# START OF THE RECORDS

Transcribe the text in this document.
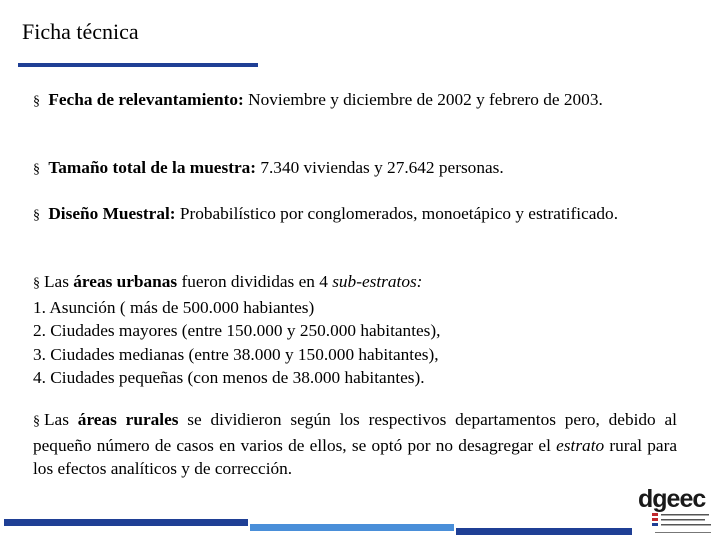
Ficha técnica
§ Fecha de relevantamiento: Noviembre y diciembre de 2002 y febrero de 2003.
§ Tamaño total de la muestra: 7.340 viviendas y 27.642 personas.
§ Diseño Muestral: Probabilístico por conglomerados, monoetápico y estratificado.
§ Las áreas urbanas fueron divididas en 4 sub-estratos:
1. Asunción ( más de 500.000 habiantes)
2. Ciudades mayores (entre 150.000 y 250.000 habitantes),
3. Ciudades medianas (entre 38.000 y 150.000 habitantes),
4. Ciudades pequeñas (con menos de 38.000 habitantes).
§ Las áreas rurales se dividieron según los respectivos departamentos pero, debido al pequeño número de casos en varios de ellos, se optó por no desagregar el estrato rural para los efectos analíticos y de corrección.
dgeec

# END OF THE RECORDS

# WHAT THE EXERCISE ASKS
Gather every line containing the word "áreas" and copy it.

# FINAL ANSWER
§ Las áreas urbanas fueron divididas en 4 sub-estratos:
§ Las áreas rurales se dividieron según los respectivos departamentos pero, debido al pequeño número de casos en varios de ellos, se optó por no desagregar el estrato rural para los efectos analíticos y de corrección.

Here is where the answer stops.